Each line that follows should be printed again exactly as it stands.
— Begin DATASET EXTRACT —
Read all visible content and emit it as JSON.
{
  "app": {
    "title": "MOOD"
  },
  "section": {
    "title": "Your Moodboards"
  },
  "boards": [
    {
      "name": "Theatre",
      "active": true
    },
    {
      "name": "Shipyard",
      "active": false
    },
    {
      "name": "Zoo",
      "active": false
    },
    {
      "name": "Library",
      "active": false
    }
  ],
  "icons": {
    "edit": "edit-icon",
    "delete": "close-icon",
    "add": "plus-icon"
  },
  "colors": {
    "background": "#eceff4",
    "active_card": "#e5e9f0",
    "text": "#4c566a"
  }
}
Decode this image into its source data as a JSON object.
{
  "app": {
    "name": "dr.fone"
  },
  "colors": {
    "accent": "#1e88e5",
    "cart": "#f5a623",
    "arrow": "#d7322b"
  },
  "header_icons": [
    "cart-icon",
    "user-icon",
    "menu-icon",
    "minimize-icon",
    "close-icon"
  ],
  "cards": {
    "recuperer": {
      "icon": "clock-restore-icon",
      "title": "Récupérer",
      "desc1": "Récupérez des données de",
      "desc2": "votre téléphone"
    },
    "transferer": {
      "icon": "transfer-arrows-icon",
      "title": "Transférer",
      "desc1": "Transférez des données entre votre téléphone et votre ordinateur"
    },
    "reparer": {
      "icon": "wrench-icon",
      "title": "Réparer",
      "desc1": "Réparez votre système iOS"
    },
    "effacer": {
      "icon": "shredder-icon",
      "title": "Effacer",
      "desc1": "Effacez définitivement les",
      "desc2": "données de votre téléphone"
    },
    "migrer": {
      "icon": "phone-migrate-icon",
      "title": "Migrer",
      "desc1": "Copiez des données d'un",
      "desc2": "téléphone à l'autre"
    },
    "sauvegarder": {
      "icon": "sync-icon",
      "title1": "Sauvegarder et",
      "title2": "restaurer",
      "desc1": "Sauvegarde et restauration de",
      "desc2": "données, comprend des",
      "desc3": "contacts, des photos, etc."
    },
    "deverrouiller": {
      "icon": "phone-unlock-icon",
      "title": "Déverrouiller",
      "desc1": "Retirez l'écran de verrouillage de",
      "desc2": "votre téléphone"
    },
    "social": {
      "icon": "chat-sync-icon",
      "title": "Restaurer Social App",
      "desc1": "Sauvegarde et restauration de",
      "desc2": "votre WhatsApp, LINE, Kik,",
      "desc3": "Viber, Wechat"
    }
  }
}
— End DATASET EXTRACT —
## IN RESPONSE
Read all visible content and emit it as JSON.
{
  "app": {
    "title": "MOOD"
  },
  "section": {
    "title": "Your Moodboards"
  },
  "boards": [
    {
      "name": "Theatre",
      "active": true
    },
    {
      "name": "Shipyard",
      "active": false
    },
    {
      "name": "Zoo",
      "active": false
    },
    {
      "name": "Library",
      "active": false
    }
  ],
  "icons": {
    "edit": "edit-icon",
    "delete": "close-icon",
    "add": "plus-icon"
  },
  "colors": {
    "background": "#eceff4",
    "active_card": "#e5e9f0",
    "text": "#4c566a"
  }
}
Decode this image into its source data as a JSON object.
{
  "app": {
    "name": "dr.fone"
  },
  "colors": {
    "accent": "#1e88e5",
    "cart": "#f5a623",
    "arrow": "#d7322b"
  },
  "header_icons": [
    "cart-icon",
    "user-icon",
    "menu-icon",
    "minimize-icon",
    "close-icon"
  ],
  "cards": {
    "recuperer": {
      "icon": "clock-restore-icon",
      "title": "Récupérer",
      "desc1": "Récupérez des données de",
      "desc2": "votre téléphone"
    },
    "transferer": {
      "icon": "transfer-arrows-icon",
      "title": "Transférer",
      "desc1": "Transférez des données entre votre téléphone et votre ordinateur"
    },
    "reparer": {
      "icon": "wrench-icon",
      "title": "Réparer",
      "desc1": "Réparez votre système iOS"
    },
    "effacer": {
      "icon": "shredder-icon",
      "title": "Effacer",
      "desc1": "Effacez définitivement les",
      "desc2": "données de votre téléphone"
    },
    "migrer": {
      "icon": "phone-migrate-icon",
      "title": "Migrer",
      "desc1": "Copiez des données d'un",
      "desc2": "téléphone à l'autre"
    },
    "sauvegarder": {
      "icon": "sync-icon",
      "title1": "Sauvegarder et",
      "title2": "restaurer",
      "desc1": "Sauvegarde et restauration de",
      "desc2": "données, comprend des",
      "desc3": "contacts, des photos, etc."
    },
    "deverrouiller": {
      "icon": "phone-unlock-icon",
      "title": "Déverrouiller",
      "desc1": "Retirez l'écran de verrouillage de",
      "desc2": "votre téléphone"
    },
    "social": {
      "icon": "chat-sync-icon",
      "title": "Restaurer Social App",
      "desc1": "Sauvegarde et restauration de",
      "desc2": "votre WhatsApp, LINE, Kik,",
      "desc3": "Viber, Wechat"
    }
  }
}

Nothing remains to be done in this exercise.